Starting with the line that holds "What data populates", copy out each remaining line of the listing below, up to and including the last one, and include nothing else.
----- TASK INPUTS
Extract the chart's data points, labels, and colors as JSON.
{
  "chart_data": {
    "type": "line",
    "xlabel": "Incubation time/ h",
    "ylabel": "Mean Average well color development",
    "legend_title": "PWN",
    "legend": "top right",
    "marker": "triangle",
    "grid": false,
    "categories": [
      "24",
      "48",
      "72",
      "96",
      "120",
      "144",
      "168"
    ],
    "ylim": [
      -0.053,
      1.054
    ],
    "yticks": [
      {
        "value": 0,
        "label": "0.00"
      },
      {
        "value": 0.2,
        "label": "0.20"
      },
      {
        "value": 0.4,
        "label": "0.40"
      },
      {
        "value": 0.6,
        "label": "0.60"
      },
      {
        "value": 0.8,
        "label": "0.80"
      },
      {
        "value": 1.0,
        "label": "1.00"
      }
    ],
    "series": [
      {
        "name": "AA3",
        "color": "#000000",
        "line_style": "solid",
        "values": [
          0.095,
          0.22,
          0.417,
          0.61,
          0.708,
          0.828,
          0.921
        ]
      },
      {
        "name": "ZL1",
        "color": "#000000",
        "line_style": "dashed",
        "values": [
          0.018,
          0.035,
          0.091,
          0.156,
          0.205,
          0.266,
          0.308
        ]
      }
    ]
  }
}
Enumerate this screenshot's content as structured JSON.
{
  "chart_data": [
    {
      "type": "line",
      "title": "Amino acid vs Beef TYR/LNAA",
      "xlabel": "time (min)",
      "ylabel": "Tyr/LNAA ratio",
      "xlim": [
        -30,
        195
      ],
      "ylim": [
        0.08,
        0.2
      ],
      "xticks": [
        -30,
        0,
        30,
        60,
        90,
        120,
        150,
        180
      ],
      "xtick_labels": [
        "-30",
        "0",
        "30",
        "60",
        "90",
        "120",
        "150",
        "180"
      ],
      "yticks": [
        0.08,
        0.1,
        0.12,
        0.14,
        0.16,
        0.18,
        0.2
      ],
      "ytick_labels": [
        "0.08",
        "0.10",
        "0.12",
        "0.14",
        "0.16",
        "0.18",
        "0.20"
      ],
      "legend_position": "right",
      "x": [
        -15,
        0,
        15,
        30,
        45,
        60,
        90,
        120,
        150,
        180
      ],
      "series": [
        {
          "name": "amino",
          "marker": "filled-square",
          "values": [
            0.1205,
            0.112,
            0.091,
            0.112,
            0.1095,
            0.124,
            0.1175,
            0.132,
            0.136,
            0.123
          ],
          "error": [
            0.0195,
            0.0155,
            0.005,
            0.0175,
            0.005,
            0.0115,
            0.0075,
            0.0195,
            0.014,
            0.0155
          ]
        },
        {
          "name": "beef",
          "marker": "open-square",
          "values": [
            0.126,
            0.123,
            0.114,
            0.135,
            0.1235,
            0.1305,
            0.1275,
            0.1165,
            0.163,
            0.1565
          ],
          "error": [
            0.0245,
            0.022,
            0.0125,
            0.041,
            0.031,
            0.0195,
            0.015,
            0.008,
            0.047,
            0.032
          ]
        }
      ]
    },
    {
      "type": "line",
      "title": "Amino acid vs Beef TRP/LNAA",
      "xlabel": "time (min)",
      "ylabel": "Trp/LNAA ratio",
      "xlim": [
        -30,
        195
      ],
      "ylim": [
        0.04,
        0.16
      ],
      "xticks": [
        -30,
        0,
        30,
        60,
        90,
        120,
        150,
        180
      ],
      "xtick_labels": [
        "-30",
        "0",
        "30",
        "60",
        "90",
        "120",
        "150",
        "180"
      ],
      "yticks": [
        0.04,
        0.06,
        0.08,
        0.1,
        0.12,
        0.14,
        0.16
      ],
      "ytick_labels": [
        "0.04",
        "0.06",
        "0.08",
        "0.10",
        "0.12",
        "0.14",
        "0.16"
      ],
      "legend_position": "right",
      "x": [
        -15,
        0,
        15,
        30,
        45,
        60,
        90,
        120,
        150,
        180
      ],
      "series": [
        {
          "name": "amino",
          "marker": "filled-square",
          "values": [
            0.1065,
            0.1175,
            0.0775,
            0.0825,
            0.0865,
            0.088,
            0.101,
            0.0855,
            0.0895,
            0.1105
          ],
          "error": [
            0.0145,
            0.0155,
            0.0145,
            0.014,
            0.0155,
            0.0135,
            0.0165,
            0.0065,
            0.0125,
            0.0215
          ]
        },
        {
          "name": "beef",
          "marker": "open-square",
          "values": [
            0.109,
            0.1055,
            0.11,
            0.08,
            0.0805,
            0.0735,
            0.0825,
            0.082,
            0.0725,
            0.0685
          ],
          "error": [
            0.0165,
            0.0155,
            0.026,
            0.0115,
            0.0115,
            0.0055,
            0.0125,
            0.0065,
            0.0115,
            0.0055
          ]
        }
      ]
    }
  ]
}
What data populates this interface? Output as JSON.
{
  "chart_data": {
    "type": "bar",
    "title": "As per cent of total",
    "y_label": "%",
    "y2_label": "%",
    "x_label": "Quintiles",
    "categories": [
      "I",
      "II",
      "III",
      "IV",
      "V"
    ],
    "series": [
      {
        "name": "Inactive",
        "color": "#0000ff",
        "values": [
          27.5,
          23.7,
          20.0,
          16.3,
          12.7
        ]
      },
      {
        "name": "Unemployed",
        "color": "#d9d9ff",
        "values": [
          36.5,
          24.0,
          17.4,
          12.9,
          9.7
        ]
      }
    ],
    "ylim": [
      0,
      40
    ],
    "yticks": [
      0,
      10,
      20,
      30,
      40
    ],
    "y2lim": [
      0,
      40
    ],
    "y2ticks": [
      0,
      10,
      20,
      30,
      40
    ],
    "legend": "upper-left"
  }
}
----------
**OUTPUT BELOW:**
What data populates this interface? Output as JSON.
{
  "chart_data": {
    "type": "bar",
    "title": "As per cent of total",
    "y_label": "%",
    "y2_label": "%",
    "x_label": "Quintiles",
    "categories": [
      "I",
      "II",
      "III",
      "IV",
      "V"
    ],
    "series": [
      {
        "name": "Inactive",
        "color": "#0000ff",
        "values": [
          27.5,
          23.7,
          20.0,
          16.3,
          12.7
        ]
      },
      {
        "name": "Unemployed",
        "color": "#d9d9ff",
        "values": [
          36.5,
          24.0,
          17.4,
          12.9,
          9.7
        ]
      }
    ],
    "ylim": [
      0,
      40
    ],
    "yticks": [
      0,
      10,
      20,
      30,
      40
    ],
    "y2lim": [
      0,
      40
    ],
    "y2ticks": [
      0,
      10,
      20,
      30,
      40
    ],
    "legend": "upper-left"
  }
}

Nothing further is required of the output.